* WORK INSTRUCTIONS
Check each line of the data below for the word "balls", then extract the ones that have it.
- - - - - - -
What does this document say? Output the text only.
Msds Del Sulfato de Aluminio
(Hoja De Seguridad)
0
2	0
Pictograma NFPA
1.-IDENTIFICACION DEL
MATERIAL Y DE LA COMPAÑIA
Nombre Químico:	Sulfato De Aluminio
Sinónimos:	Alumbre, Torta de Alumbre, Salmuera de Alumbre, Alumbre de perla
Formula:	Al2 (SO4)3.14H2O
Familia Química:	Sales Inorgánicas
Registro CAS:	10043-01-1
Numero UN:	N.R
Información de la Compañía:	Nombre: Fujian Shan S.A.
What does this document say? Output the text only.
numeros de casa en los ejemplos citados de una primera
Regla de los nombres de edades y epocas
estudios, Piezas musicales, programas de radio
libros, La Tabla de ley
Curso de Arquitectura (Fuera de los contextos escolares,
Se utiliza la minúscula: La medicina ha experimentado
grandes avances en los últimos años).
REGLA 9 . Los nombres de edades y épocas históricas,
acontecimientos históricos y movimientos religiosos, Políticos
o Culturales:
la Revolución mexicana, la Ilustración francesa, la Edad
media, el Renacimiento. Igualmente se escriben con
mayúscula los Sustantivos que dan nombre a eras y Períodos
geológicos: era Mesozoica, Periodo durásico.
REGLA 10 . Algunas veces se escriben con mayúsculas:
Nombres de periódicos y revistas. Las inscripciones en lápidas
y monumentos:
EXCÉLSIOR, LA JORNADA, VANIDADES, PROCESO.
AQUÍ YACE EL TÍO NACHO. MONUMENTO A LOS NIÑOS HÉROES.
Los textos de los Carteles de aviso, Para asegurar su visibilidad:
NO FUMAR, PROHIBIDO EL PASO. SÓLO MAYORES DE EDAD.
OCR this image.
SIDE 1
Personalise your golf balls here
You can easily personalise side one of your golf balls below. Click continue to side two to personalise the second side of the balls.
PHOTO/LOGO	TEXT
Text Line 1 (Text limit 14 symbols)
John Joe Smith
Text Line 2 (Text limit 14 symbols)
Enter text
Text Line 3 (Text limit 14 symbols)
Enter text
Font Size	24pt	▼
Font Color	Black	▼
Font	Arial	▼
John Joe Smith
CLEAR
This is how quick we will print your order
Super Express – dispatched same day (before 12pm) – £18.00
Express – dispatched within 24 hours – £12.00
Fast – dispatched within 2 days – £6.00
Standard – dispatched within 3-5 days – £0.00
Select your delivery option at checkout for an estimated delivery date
- - - - - - -
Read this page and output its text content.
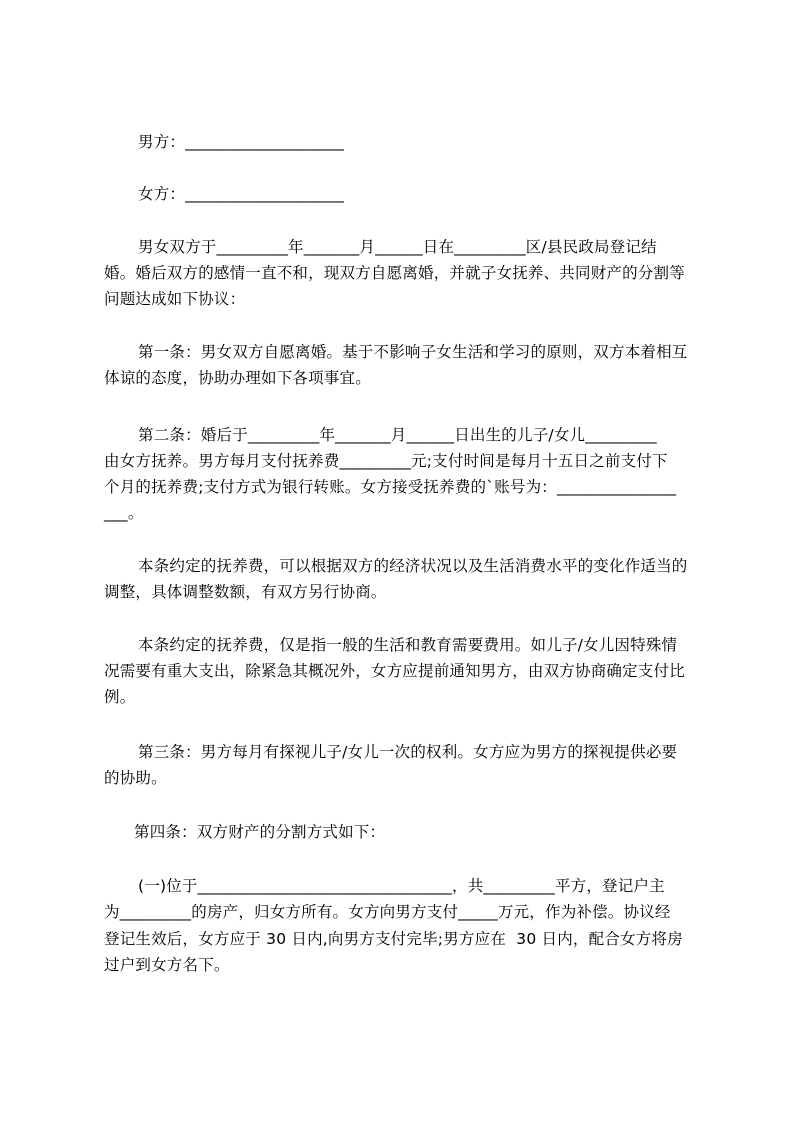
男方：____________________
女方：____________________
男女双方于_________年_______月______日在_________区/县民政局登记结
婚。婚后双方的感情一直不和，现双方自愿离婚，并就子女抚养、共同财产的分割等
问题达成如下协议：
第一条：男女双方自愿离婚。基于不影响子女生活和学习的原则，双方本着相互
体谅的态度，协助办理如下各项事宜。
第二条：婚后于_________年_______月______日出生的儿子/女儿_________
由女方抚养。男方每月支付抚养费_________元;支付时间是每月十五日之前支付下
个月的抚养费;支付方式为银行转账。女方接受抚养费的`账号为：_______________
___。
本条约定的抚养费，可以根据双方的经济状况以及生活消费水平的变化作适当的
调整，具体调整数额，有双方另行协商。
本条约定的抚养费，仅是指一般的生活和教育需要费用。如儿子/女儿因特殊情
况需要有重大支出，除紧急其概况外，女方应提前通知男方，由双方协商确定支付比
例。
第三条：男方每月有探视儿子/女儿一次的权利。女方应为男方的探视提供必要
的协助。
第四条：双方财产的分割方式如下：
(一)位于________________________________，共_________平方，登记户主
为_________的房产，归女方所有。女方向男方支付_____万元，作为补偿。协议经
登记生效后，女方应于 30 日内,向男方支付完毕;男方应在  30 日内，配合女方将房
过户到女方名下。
- - - - - - -
* CORRECT ANSWER
Personalise your golf balls here
You can easily personalise side one of your golf balls below. Click continue to side two to personalise the second side of the balls.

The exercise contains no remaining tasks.